Stored entries:
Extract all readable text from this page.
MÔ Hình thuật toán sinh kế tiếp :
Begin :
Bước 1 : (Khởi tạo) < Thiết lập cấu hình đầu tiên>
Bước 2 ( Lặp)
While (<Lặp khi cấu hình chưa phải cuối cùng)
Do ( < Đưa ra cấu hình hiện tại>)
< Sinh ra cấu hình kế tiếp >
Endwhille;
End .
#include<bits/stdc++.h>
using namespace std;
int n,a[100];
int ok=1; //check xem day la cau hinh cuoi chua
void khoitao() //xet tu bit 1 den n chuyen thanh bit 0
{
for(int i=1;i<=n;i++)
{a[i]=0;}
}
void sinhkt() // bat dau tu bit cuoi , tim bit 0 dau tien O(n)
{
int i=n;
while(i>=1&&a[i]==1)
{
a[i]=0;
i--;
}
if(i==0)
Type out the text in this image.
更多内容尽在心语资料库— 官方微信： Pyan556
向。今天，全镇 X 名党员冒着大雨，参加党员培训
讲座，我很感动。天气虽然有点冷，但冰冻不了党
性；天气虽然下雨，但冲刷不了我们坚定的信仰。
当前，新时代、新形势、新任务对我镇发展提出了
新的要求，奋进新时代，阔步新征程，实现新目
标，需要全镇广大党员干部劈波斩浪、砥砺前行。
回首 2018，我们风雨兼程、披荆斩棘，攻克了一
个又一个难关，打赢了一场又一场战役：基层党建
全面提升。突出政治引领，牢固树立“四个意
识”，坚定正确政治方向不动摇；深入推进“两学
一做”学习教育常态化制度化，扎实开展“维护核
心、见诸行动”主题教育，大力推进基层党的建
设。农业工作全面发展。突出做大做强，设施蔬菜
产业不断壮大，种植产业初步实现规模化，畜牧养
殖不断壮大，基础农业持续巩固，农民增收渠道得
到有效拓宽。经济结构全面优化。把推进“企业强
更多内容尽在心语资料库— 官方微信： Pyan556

§ **Task instructions**: Quote the entire listing above exactly.

§ **Solution to this exercise**:
Extract all readable text from this page.
MÔ Hình thuật toán sinh kế tiếp :
Begin :
Bước 1 : (Khởi tạo) < Thiết lập cấu hình đầu tiên>
Bước 2 ( Lặp)
While (<Lặp khi cấu hình chưa phải cuối cùng)
Do ( < Đưa ra cấu hình hiện tại>)
< Sinh ra cấu hình kế tiếp >
Endwhille;
End .
#include<bits/stdc++.h>
using namespace std;
int n,a[100];
int ok=1; //check xem day la cau hinh cuoi chua
void khoitao() //xet tu bit 1 den n chuyen thanh bit 0
{
for(int i=1;i<=n;i++)
{a[i]=0;}
}
void sinhkt() // bat dau tu bit cuoi , tim bit 0 dau tien O(n)
{
int i=n;
while(i>=1&&a[i]==1)
{
a[i]=0;
i--;
}
if(i==0)
Type out the text in this image.
更多内容尽在心语资料库— 官方微信： Pyan556
向。今天，全镇 X 名党员冒着大雨，参加党员培训
讲座，我很感动。天气虽然有点冷，但冰冻不了党
性；天气虽然下雨，但冲刷不了我们坚定的信仰。
当前，新时代、新形势、新任务对我镇发展提出了
新的要求，奋进新时代，阔步新征程，实现新目
标，需要全镇广大党员干部劈波斩浪、砥砺前行。
回首 2018，我们风雨兼程、披荆斩棘，攻克了一
个又一个难关，打赢了一场又一场战役：基层党建
全面提升。突出政治引领，牢固树立“四个意
识”，坚定正确政治方向不动摇；深入推进“两学
一做”学习教育常态化制度化，扎实开展“维护核
心、见诸行动”主题教育，大力推进基层党的建
设。农业工作全面发展。突出做大做强，设施蔬菜
产业不断壮大，种植产业初步实现规模化，畜牧养
殖不断壮大，基础农业持续巩固，农民增收渠道得
到有效拓宽。经济结构全面优化。把推进“企业强
更多内容尽在心语资料库— 官方微信： Pyan556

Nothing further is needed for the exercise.